(Data records)
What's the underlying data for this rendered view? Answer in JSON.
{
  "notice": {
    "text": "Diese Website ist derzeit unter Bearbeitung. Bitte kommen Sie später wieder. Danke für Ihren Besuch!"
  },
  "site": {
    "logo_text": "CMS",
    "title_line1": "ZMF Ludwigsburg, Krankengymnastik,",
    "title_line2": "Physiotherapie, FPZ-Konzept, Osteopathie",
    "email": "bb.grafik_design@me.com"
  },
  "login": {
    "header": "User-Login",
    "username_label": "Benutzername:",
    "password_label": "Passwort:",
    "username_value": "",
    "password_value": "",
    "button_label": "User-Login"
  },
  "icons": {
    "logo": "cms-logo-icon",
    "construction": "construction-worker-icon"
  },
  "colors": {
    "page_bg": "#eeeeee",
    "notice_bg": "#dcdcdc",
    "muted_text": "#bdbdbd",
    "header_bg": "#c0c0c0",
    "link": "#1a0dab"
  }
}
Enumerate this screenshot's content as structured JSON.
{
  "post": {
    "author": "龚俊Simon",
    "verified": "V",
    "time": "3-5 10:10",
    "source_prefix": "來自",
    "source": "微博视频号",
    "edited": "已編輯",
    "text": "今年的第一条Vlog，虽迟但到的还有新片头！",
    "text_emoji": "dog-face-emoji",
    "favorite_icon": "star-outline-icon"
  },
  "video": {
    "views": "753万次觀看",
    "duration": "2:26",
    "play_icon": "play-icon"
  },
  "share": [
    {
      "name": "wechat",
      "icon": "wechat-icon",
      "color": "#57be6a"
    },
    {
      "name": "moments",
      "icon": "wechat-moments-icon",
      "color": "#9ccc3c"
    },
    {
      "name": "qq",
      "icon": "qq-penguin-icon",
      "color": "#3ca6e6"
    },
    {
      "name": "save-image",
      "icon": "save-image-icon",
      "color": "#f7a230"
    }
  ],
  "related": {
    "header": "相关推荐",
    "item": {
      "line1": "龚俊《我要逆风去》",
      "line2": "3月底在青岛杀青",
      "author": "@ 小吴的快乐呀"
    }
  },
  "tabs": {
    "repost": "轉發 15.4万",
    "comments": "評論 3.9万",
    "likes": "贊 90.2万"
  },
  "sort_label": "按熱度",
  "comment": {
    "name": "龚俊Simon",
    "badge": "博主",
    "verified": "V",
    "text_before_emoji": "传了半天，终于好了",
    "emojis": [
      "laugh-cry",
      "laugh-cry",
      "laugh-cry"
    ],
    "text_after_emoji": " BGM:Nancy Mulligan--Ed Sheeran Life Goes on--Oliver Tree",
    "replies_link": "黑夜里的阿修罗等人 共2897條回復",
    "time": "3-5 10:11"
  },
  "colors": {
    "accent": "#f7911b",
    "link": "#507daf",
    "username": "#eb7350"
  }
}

Directions
Copy out each line of the listing that holds "this".

Answer to the task
What's the underlying data for this rendered view? Answer in JSON.
Enumerate this screenshot's content as structured JSON.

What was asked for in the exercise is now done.